→ Directions for this task:
Continue the Collegeville Township article with the next passage, following on after its last sentence about average household and family size.

Segment Start: Page excerpt

Collegeville Township is a township in Stearns County, Minnesota, United States. The population was 3,344 at the 2020 census.

==History==
Collegeville Township was organized by European Americans in 1880, and named after Saint John's College.

==Geography==
According to the United States Census Bureau, the township has a total area of 35.1 sqmi, of which 31.6 sqmi is land and 3.5 sqmi (9.83%) is water.

Collegeville Township is located in Township 124 North of the Arkansas Base Line and Range 30 West of the 5th Principal Meridian.

==Demographics==

As of the census of 2000, there were 3,516 people, 29% of those being Monks at the present Abbey and Monastery. 569 households, and 397 families residing in the township. The population density was 111.1 PD/sqmi. There were 721 housing units at an average density of 22.8/sq mi (8.8/km^{2}). The racial makeup of the township was 97.07% White, 0.63% African American, 0.06% Native American, 1.56% Asian, 0.03% Pacific Islander, 0.34% from other races, and 0.31% from two or more races. Hispanics and Latinos of any race were 0.85% of the population.

There were 669 households, out of which 39.6% had children under the age of 18 living with them, 78.0% were married couples living together, 2.7% had a female householder with no husband present, and 16.4% were non-families. 12.3% of all households were made up of individuals, and 2.4% had someone living alone who was 65 years of age or older. The average household size was 2.85 and the average family size was 3.11.

Segment End: Page excerpt
Segment Start: Recorded information

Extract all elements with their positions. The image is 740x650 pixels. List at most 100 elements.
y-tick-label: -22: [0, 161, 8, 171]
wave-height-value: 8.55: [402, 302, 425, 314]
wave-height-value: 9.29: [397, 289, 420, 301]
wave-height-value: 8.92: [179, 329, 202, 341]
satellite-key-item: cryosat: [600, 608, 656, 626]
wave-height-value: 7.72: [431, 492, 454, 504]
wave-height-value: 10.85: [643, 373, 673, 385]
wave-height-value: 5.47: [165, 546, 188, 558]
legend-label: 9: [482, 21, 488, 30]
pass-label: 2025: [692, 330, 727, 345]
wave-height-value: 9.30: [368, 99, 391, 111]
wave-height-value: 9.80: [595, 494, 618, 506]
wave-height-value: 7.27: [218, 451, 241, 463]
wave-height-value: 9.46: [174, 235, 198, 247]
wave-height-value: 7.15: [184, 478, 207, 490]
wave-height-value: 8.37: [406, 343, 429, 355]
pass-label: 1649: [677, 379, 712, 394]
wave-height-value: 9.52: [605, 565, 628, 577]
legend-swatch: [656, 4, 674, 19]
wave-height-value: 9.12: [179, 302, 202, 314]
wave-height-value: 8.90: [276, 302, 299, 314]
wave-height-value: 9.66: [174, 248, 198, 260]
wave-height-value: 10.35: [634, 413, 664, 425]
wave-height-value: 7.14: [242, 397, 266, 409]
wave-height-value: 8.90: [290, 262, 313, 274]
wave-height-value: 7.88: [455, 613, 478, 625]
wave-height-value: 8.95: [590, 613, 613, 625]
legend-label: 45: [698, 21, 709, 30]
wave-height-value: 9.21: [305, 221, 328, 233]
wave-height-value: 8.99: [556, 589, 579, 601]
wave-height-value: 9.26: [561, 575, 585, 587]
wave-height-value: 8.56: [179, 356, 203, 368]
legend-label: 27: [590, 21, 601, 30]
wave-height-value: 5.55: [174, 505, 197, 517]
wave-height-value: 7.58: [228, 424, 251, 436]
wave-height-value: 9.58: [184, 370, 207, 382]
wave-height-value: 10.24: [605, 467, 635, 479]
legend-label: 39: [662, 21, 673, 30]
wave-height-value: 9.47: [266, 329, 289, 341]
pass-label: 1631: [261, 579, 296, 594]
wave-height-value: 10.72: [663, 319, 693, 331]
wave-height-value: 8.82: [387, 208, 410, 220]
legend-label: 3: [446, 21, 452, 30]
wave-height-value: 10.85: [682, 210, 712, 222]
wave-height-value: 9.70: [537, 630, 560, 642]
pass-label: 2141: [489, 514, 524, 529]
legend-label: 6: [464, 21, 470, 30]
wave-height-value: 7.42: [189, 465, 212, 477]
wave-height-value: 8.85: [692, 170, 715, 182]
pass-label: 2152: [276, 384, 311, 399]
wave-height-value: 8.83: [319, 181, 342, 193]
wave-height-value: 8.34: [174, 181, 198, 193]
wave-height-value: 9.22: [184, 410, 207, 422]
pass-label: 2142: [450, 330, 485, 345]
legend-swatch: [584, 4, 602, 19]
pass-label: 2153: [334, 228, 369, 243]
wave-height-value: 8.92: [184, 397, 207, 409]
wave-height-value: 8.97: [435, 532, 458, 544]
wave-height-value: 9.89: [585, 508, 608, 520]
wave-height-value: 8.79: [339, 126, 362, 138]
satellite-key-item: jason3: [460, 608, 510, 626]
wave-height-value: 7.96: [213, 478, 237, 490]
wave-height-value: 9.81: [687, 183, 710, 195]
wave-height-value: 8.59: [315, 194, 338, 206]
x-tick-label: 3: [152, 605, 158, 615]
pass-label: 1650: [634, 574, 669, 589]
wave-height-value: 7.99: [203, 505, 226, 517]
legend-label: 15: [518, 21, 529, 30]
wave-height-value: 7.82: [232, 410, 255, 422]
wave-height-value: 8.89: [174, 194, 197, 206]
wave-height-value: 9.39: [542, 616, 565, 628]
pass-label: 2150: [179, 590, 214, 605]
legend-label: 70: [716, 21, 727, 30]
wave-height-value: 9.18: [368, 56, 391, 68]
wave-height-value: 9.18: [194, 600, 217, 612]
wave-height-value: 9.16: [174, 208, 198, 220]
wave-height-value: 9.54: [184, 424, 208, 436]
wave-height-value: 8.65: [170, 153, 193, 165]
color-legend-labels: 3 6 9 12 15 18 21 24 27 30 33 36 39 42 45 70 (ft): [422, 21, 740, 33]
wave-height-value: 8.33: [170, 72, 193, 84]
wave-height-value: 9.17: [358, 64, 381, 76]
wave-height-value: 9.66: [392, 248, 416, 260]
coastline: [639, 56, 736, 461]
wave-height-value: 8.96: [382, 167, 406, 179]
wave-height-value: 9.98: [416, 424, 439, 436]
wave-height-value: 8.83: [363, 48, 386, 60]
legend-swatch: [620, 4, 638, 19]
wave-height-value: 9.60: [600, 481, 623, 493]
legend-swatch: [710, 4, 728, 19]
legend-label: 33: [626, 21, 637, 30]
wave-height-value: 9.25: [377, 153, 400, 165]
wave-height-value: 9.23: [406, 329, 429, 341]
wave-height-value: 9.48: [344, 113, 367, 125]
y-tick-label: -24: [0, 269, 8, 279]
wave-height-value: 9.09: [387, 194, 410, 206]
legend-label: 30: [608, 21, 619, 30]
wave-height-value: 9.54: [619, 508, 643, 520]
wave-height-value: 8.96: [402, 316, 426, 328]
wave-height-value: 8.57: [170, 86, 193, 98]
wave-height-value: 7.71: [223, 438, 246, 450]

Segment End: Recorded information

→ Exercise response:
The age distribution was 16.7% under the age of 18, 41.6% from 18 to 24, 16.8% from 25 to 44, 18.2% from 45 to 64, and 6.6% who were 65 years of age or older. The median age was 22 years. For every 100 females, there were 261.0 males. For every 100 females age 18 and over, there were 320.8 males.

The median income for a household in the township was $61,146, and the median income for a family was $62,750. Males had a median income of $36,926 versus $27,391 for females. The per capita income for the township was $18,348. About 0.6% of families and 6.0% of the population were below the poverty line, including 1.1% of those under age 18 and 2.3% of those age 65 or over.

Historical population
| Census | Pop. | Note | %± |
| 1880 | 318 |  | — |
| 1890 | 506 |  | 59.1% |
| 1900 | 655 |  | 29.4% |
| 1910 | 606 |  | −7.5% |
| 1920 | 777 |  | 28.2% |
| 1930 | 869 |  | 11.8% |
| 1940 | 892 |  | 2.6% |
| 1950 | 1,457 |  | 63.3% |
| 1960 | 1,812 |  | 24.4% |
| 1970 | 2,371 |  | 30.8% |
| 1980 | 3,075 |  | 29.7% |
| 1990 | 1,624 |  | −47.2% |
| 2000 | 3,516 |  | 116.5% |
| 2010 | 3,343 |  | −4.9% |
| 2020 | 3,344 |  | 0.0% |
U.S. Decennial Census

==Arts and culture==

===Museums and other points of interest===
- Saint John's Arboretum
- Saint John's University
- Saint John's Abbey

==Education==
The township is home to Saint John's Abbey and Saint John's University, a Roman Catholic all-male university.

==Infrastructure==

=== Transportation ===
Main routes in the community include Stearns County Roads 50, 51, 159 and 160.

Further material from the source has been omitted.